**REQUIRED WORK:** Each record that follows should be repeated exactly, minus any images.

— BEGIN RECORDS —

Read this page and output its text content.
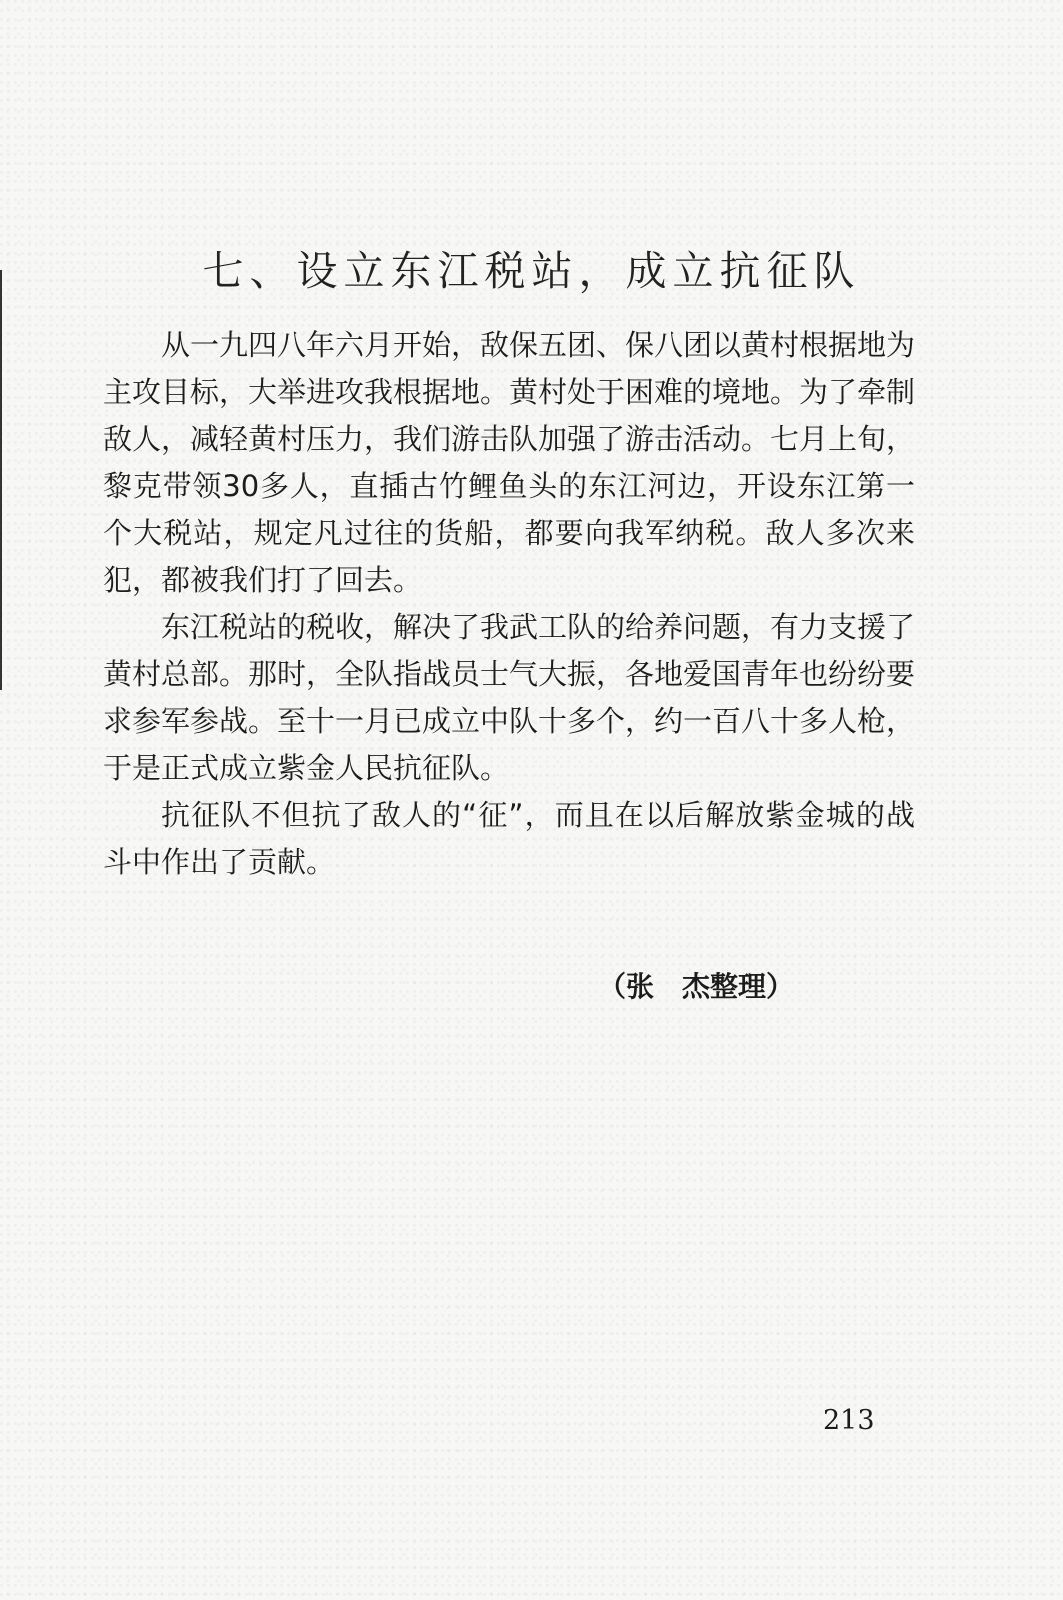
七、设立东江税站，成立抗征队

从一九四八年六月开始，敌保五团、保八团以黄村根据地为主攻目标，大举进攻我根据地。黄村处于困难的境地。为了牵制敌人，减轻黄村压力，我们游击队加强了游击活动。七月上旬，黎克带领30多人，直插古竹鲤鱼头的东江河边，开设东江第一个大税站，规定凡过往的货船，都要向我军纳税。敌人多次来犯，都被我们打了回去。

东江税站的税收，解决了我武工队的给养问题，有力支援了黄村总部。那时，全队指战员士气大振，各地爱国青年也纷纷要求参军参战。至十一月已成立中队十多个，约一百八十多人枪，于是正式成立紫金人民抗征队。

抗征队不但抗了敌人的“征”，而且在以后解放紫金城的战斗中作出了贡献。

（张　杰整理）
213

— END RECORDS —

**WRITTEN REPLY:**
Read this page and output its text content.
七、设立东江税站，成立抗征队

从一九四八年六月开始，敌保五团、保八团以黄村根据地为主攻目标，大举进攻我根据地。黄村处于困难的境地。为了牵制敌人，减轻黄村压力，我们游击队加强了游击活动。七月上旬，黎克带领30多人，直插古竹鲤鱼头的东江河边，开设东江第一个大税站，规定凡过往的货船，都要向我军纳税。敌人多次来犯，都被我们打了回去。

东江税站的税收，解决了我武工队的给养问题，有力支援了黄村总部。那时，全队指战员士气大振，各地爱国青年也纷纷要求参军参战。至十一月已成立中队十多个，约一百八十多人枪，于是正式成立紫金人民抗征队。

抗征队不但抗了敌人的“征”，而且在以后解放紫金城的战斗中作出了贡献。

（张　杰整理）
213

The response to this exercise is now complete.